Start of DATA ROWS

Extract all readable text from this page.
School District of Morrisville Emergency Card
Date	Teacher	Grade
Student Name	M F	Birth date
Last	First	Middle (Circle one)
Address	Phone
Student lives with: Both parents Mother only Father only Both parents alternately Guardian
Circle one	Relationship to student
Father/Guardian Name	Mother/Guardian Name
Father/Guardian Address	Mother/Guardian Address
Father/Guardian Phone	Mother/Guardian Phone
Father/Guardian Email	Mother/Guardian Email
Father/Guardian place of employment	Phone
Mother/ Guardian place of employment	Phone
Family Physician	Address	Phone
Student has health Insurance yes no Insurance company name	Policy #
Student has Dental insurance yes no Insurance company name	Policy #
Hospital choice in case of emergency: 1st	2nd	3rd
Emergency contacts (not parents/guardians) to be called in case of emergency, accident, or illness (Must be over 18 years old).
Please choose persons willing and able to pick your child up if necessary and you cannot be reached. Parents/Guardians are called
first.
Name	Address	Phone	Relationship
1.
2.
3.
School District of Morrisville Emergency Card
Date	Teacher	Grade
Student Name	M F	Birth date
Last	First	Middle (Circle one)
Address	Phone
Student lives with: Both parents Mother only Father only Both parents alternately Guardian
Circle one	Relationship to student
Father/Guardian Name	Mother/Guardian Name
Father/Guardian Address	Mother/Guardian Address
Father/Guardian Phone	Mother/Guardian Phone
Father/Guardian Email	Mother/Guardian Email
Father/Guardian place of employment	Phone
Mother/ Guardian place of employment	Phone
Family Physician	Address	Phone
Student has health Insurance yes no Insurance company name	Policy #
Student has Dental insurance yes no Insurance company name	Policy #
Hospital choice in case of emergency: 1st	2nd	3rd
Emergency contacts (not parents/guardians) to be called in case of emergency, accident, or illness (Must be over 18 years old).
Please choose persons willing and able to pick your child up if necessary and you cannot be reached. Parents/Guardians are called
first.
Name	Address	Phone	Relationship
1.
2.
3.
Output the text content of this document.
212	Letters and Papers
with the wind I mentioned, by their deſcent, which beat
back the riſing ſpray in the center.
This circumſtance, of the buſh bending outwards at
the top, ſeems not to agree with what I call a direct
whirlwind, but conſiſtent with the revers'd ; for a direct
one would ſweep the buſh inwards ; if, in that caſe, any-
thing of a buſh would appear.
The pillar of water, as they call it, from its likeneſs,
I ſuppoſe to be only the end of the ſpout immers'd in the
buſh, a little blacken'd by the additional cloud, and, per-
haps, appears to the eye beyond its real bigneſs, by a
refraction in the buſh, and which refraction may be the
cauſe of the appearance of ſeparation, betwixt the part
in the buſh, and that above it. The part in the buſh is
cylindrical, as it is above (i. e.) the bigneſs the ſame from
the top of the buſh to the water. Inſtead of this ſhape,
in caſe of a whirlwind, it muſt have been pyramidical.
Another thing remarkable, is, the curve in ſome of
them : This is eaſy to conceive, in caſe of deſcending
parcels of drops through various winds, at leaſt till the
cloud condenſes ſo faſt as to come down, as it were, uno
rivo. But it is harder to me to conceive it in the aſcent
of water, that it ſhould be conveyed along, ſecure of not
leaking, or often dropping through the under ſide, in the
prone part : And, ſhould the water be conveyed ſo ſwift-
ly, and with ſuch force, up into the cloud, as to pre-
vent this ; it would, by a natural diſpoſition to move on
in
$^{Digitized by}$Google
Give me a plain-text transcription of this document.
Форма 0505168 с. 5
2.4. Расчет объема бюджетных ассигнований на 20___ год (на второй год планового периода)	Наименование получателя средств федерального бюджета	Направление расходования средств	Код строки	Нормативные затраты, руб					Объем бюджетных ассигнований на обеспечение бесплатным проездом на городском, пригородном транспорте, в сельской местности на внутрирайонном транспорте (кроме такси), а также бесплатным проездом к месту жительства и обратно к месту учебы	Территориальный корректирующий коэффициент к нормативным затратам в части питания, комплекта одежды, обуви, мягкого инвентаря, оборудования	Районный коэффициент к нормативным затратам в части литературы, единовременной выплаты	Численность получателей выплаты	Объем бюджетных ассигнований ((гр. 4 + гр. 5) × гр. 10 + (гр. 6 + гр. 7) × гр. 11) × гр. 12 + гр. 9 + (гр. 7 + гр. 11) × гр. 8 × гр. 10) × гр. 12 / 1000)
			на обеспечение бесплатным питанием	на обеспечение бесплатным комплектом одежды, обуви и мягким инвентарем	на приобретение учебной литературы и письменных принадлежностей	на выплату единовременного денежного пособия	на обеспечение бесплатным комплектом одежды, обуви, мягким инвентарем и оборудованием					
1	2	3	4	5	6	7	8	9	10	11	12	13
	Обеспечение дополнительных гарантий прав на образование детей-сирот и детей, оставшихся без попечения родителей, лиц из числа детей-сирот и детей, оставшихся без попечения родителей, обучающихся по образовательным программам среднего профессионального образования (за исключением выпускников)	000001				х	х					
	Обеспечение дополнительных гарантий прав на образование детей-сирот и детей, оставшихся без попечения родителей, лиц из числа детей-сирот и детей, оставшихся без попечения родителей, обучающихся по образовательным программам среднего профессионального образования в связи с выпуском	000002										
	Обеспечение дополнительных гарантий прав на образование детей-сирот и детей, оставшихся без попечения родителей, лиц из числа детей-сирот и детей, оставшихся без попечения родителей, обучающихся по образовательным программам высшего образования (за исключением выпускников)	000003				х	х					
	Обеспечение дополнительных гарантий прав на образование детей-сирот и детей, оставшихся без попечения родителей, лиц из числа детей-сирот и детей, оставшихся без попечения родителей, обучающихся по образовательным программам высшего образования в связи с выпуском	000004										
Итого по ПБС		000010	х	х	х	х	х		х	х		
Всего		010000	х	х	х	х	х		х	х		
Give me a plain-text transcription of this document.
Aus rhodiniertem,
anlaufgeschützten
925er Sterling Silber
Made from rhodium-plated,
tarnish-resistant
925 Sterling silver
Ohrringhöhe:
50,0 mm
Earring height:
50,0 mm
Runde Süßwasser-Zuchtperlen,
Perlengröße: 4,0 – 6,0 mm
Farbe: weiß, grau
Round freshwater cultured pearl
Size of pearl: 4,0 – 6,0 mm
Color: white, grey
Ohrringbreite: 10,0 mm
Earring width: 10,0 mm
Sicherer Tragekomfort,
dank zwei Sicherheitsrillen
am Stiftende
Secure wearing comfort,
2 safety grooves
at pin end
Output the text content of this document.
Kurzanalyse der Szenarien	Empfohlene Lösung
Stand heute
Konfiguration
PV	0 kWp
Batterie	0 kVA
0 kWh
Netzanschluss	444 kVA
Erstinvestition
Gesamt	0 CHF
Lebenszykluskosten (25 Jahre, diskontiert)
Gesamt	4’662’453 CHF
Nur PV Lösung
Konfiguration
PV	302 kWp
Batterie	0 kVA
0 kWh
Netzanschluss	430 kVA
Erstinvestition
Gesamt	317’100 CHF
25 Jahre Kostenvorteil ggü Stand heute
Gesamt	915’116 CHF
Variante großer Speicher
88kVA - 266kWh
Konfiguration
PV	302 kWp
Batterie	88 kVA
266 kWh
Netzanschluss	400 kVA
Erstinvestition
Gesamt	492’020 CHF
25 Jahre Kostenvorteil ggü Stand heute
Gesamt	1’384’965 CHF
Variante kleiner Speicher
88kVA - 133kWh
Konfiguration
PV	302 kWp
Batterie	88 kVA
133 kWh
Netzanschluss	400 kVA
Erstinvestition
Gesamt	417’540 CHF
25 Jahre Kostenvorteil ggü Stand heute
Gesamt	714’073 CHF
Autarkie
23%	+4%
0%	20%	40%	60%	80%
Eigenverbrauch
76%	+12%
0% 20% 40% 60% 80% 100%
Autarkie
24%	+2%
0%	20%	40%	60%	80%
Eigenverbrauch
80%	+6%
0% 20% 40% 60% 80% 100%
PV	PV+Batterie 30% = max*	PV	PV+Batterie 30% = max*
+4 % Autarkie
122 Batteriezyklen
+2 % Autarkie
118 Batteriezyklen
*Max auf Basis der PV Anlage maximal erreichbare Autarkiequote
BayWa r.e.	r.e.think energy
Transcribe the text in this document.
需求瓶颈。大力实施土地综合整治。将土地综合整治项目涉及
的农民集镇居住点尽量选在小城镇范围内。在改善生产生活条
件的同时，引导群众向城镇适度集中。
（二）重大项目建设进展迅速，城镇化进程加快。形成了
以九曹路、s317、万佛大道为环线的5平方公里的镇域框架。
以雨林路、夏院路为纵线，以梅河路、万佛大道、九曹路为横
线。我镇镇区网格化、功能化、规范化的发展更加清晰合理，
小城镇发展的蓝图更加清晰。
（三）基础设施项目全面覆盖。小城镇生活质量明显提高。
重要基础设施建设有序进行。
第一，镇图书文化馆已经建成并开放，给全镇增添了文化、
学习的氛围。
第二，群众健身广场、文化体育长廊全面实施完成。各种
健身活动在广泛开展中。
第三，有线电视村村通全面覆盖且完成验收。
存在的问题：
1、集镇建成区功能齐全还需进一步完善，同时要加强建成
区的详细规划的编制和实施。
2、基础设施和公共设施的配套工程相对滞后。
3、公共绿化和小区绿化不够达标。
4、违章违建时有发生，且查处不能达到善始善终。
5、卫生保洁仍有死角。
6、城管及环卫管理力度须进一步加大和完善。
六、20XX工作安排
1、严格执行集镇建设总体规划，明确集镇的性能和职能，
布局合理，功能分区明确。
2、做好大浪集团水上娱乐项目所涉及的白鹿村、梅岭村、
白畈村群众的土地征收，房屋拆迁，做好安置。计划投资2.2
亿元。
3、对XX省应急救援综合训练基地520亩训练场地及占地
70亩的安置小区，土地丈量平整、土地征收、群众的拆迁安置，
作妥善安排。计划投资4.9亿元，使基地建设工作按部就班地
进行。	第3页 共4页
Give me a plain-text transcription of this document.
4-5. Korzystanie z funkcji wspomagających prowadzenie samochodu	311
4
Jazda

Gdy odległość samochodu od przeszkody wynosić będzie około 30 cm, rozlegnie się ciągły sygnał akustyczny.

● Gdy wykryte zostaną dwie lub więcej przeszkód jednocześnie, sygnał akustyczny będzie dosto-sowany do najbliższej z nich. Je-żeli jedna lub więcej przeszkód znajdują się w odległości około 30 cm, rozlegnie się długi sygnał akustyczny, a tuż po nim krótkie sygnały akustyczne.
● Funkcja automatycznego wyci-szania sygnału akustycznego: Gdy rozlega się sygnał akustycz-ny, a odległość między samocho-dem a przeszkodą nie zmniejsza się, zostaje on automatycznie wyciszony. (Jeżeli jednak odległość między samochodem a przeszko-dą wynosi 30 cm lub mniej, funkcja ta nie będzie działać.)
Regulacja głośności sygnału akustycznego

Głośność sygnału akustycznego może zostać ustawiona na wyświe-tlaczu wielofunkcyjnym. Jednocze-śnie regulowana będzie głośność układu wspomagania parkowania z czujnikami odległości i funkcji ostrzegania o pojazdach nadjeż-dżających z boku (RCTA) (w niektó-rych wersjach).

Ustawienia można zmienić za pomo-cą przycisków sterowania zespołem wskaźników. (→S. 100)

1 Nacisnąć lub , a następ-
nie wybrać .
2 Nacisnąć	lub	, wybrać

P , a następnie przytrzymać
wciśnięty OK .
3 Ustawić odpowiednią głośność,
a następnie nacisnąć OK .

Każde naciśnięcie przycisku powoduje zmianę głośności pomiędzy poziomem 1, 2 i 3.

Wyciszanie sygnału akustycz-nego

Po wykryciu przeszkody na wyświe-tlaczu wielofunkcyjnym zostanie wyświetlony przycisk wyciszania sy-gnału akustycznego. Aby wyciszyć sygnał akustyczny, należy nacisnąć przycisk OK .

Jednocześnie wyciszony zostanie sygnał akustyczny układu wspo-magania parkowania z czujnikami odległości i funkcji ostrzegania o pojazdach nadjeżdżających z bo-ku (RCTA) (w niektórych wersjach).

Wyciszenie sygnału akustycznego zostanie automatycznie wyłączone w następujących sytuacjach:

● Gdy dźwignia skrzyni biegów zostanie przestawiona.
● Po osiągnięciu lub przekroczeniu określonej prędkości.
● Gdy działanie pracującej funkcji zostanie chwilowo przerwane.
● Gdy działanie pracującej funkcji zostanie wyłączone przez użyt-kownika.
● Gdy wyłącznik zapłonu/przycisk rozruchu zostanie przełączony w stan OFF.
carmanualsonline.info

End of DATA ROWS

- _PROBLEM REQUIREMENTS_
Every line of the records that includes the word "литературы" should be gathered.

- _SOLUTION TO THIS EXERCISE_
2.4. Расчет объема бюджетных ассигнований на 20___ год (на второй год планового периода)	Наименование получателя средств федерального бюджета	Направление расходования средств	Код строки	Нормативные затраты, руб					Объем бюджетных ассигнований на обеспечение бесплатным проездом на городском, пригородном транспорте, в сельской местности на внутрирайонном транспорте (кроме такси), а также бесплатным проездом к месту жительства и обратно к месту учебы	Территориальный корректирующий коэффициент к нормативным затратам в части питания, комплекта одежды, обуви, мягкого инвентаря, оборудования	Районный коэффициент к нормативным затратам в части литературы, единовременной выплаты	Численность получателей выплаты	Объем бюджетных ассигнований ((гр. 4 + гр. 5) × гр. 10 + (гр. 6 + гр. 7) × гр. 11) × гр. 12 + гр. 9 + (гр. 7 + гр. 11) × гр. 8 × гр. 10) × гр. 12 / 1000)
			на обеспечение бесплатным питанием	на обеспечение бесплатным комплектом одежды, обуви и мягким инвентарем	на приобретение учебной литературы и письменных принадлежностей	на выплату единовременного денежного пособия	на обеспечение бесплатным комплектом одежды, обуви, мягким инвентарем и оборудованием					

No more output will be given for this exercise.